- **Do this**
Format the lines as a Markdown table with the columns Row and Line, numbering each row and skipping blank lines. Start at the line containing "List all visible" and continue through the line containing "panel: gift tags", and leave the pictures out of the table.

- **Excerpted data**

———

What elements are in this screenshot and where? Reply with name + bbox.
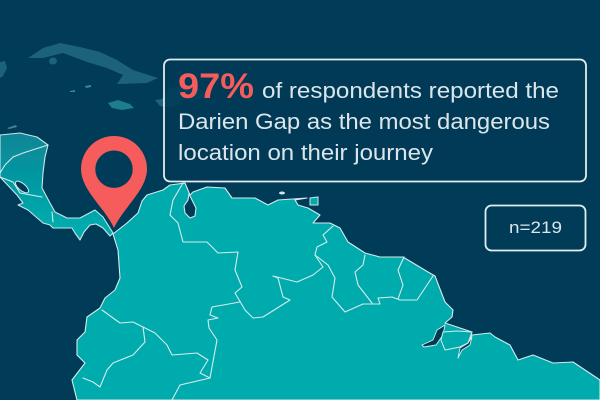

———

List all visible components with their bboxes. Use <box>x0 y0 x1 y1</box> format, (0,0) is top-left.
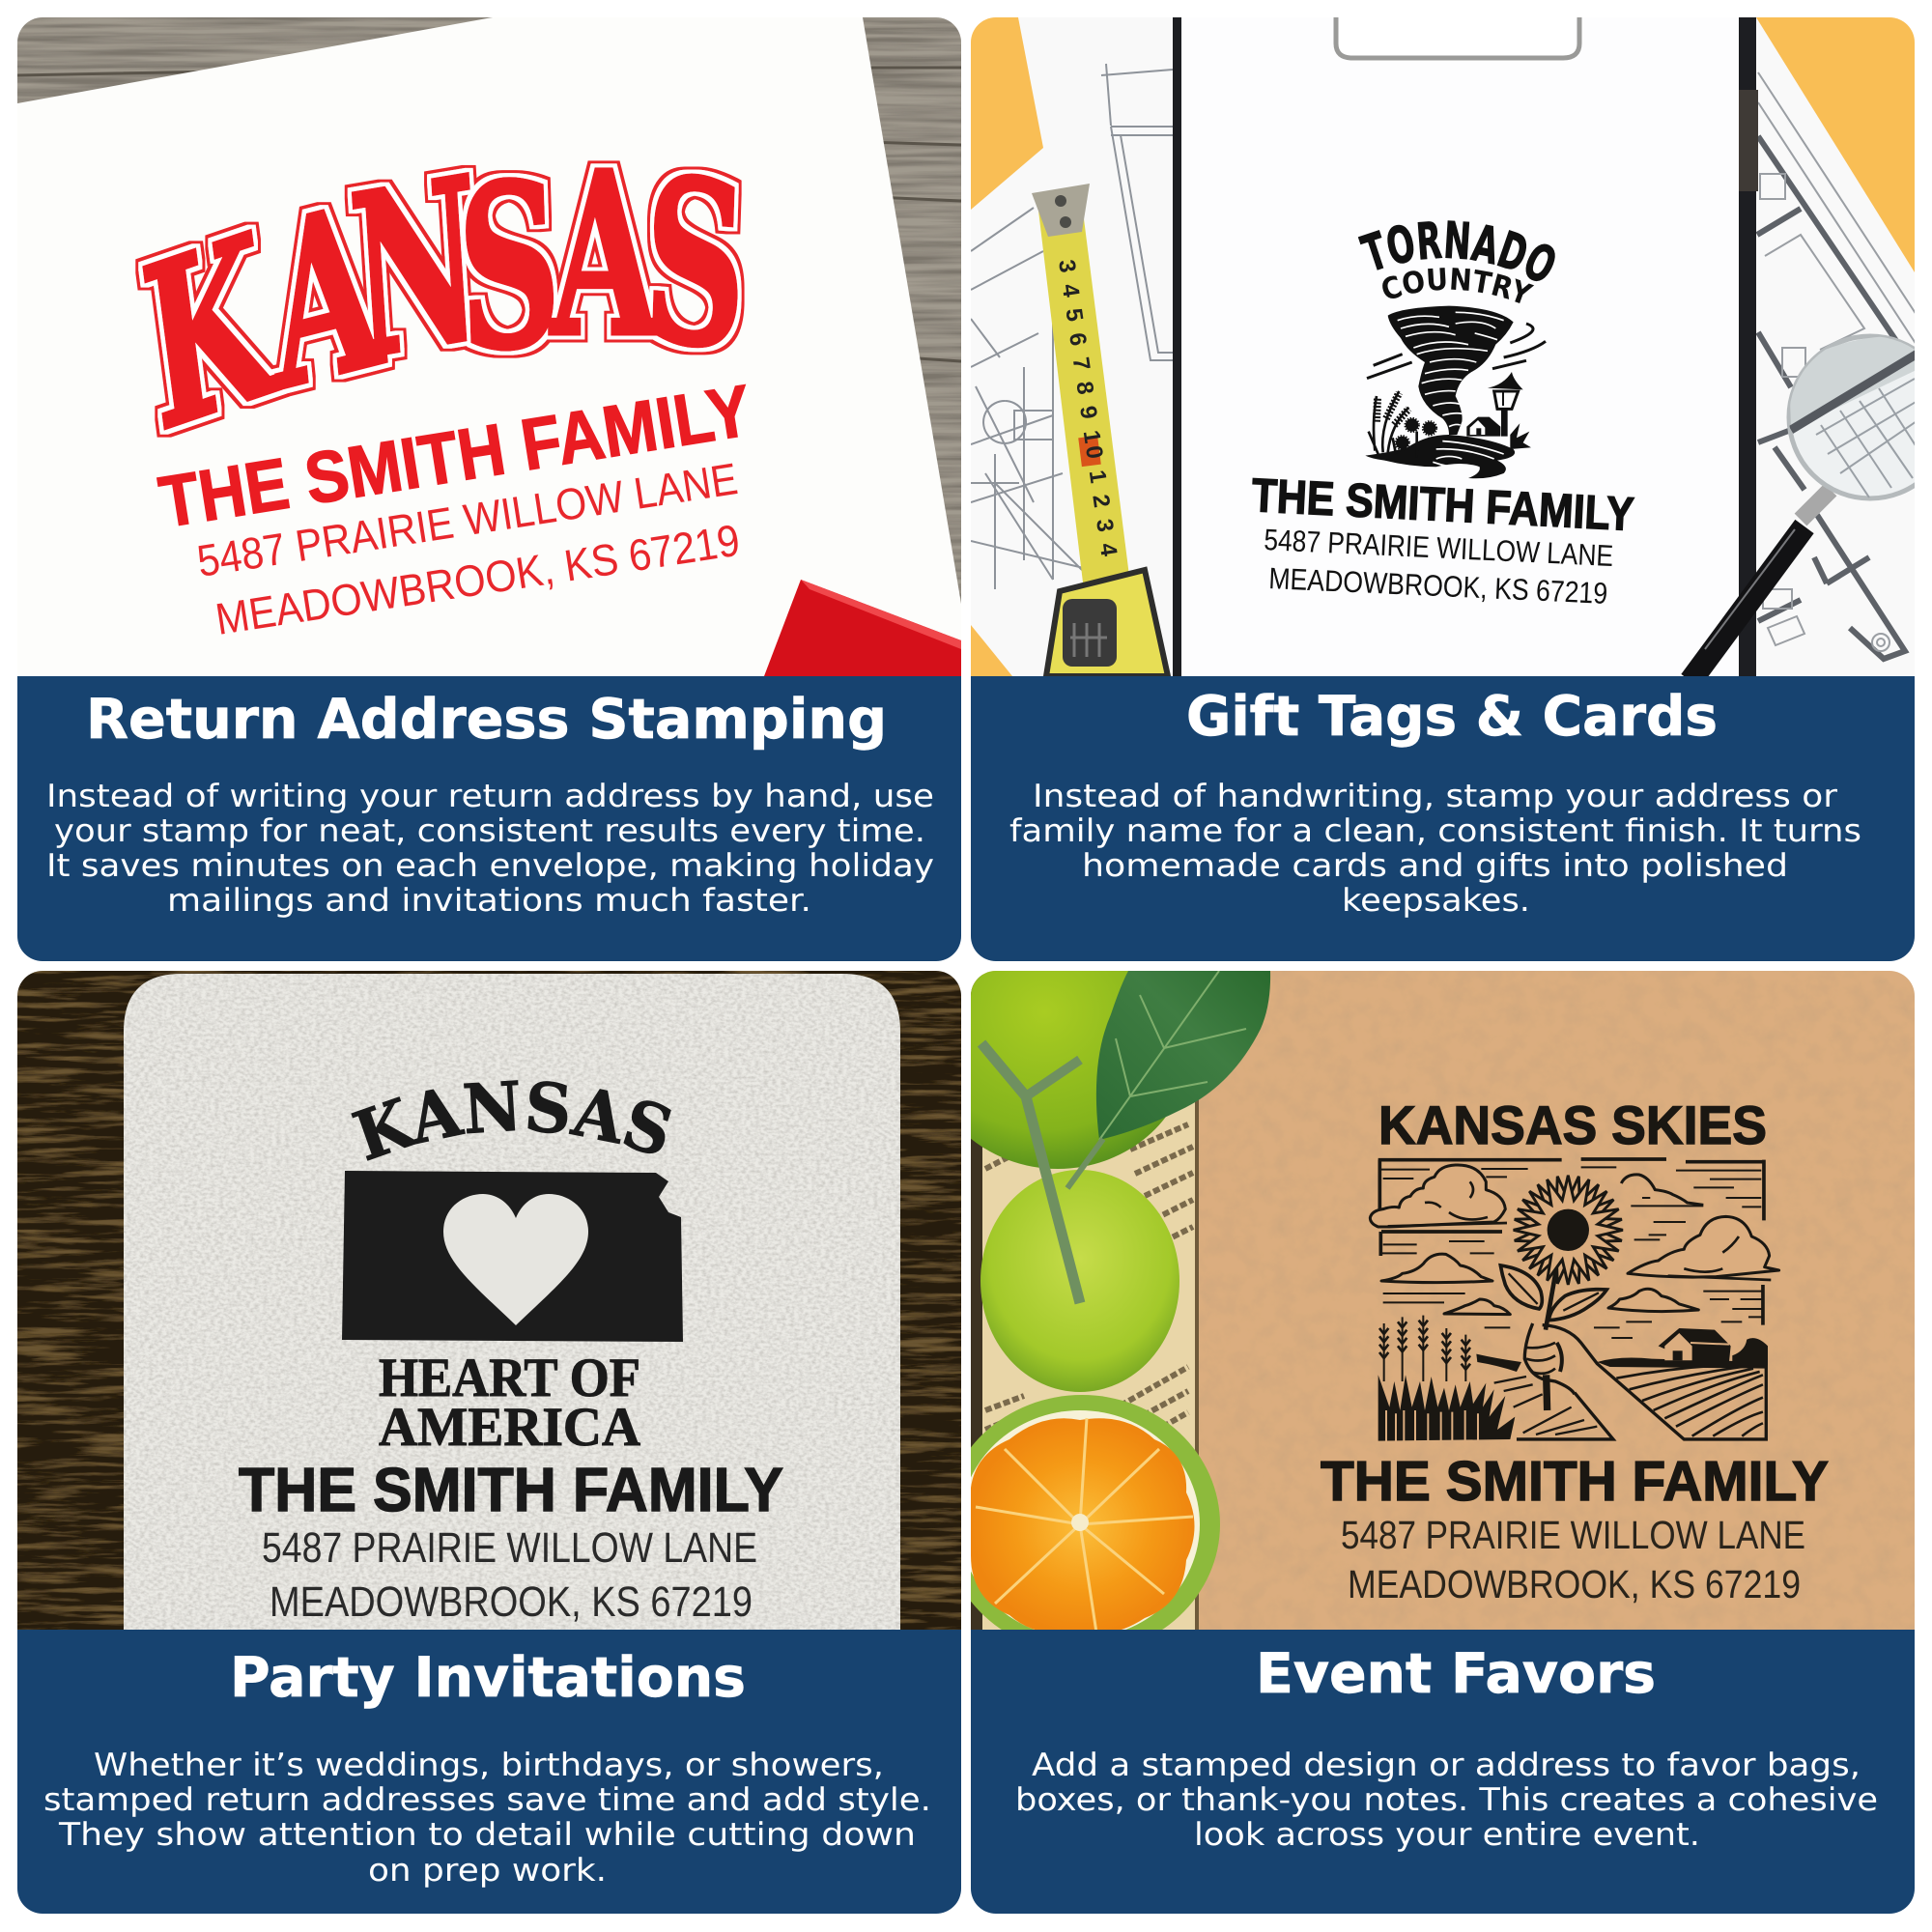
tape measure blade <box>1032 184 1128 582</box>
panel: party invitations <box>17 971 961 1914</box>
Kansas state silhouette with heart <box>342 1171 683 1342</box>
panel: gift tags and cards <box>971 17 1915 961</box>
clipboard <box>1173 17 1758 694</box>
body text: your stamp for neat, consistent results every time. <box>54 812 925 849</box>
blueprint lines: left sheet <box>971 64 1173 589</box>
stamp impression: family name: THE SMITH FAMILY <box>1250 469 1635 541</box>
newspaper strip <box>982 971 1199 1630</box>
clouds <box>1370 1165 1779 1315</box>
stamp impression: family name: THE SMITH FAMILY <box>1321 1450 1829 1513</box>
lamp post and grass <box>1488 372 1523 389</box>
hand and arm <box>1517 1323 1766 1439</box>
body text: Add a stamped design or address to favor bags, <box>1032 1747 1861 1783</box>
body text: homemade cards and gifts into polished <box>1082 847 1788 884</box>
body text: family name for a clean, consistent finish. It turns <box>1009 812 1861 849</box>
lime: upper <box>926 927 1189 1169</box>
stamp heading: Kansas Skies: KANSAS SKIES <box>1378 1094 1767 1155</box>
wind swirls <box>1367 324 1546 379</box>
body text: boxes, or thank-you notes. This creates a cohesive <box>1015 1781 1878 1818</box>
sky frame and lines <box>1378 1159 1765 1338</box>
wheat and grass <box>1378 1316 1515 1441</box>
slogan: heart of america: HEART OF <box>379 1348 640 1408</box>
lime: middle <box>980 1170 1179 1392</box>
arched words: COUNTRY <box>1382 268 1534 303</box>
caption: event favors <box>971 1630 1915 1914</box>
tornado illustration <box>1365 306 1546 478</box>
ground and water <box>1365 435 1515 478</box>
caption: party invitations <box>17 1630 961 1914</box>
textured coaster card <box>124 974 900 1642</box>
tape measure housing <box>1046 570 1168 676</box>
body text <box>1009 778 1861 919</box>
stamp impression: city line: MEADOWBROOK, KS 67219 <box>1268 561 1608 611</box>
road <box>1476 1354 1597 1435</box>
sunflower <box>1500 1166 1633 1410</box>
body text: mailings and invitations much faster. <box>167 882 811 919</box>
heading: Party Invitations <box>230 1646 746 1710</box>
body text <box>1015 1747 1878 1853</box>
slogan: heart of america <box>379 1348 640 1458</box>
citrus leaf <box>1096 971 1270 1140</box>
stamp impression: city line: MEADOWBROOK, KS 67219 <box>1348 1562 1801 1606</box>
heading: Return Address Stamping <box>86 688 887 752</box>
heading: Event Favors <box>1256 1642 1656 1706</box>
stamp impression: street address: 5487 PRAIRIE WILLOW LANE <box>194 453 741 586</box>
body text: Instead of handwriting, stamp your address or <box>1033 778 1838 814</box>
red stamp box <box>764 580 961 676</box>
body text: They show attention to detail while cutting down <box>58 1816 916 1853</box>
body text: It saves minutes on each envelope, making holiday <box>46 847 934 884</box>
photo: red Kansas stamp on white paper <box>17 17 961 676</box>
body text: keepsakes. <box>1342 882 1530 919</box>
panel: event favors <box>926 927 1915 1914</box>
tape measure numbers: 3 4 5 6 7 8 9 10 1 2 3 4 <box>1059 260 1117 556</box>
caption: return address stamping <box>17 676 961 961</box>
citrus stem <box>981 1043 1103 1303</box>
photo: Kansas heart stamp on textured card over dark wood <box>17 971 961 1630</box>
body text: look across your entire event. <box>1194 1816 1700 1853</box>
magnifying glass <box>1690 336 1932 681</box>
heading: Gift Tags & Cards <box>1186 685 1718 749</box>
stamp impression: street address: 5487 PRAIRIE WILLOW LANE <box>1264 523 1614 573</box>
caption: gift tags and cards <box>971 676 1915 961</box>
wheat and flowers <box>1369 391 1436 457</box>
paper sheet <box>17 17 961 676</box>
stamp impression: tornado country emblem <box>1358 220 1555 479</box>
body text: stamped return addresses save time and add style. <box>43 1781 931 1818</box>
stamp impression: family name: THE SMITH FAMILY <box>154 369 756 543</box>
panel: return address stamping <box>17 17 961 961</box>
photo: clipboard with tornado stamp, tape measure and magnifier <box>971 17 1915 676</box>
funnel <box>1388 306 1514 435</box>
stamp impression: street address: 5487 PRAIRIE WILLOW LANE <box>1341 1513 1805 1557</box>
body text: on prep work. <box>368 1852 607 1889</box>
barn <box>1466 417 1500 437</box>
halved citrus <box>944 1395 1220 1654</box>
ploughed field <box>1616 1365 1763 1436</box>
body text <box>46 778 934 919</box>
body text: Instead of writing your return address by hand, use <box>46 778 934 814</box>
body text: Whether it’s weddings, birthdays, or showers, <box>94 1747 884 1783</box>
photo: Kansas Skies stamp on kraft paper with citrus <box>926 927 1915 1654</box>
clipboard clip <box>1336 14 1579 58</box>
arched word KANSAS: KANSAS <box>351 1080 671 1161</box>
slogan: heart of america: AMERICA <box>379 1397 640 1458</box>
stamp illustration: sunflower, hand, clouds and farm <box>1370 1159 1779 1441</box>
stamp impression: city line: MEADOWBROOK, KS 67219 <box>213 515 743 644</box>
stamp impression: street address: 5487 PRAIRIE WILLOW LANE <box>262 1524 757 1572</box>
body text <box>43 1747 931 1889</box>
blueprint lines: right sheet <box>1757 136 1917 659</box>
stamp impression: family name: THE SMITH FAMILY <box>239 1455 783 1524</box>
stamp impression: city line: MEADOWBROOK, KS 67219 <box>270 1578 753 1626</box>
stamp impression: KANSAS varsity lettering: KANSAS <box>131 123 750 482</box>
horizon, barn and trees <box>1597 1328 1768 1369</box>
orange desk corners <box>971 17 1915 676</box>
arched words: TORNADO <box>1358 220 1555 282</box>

———

- **Exercise answer**
| Row | Line |
|---|---|
| 1 | List all visible components with their bboxes. Use <box>x0 y0 x1 y1</box> format, (0,0) is top-left. |
| 2 | tape measure blade <box>1032 184 1128 582</box> |
| 3 | panel: party invitations <box>17 971 961 1914</box> |
| 4 | Kansas state silhouette with heart <box>342 1171 683 1342</box> |
| 5 | panel: gift tags and cards <box>971 17 1915 961</box> |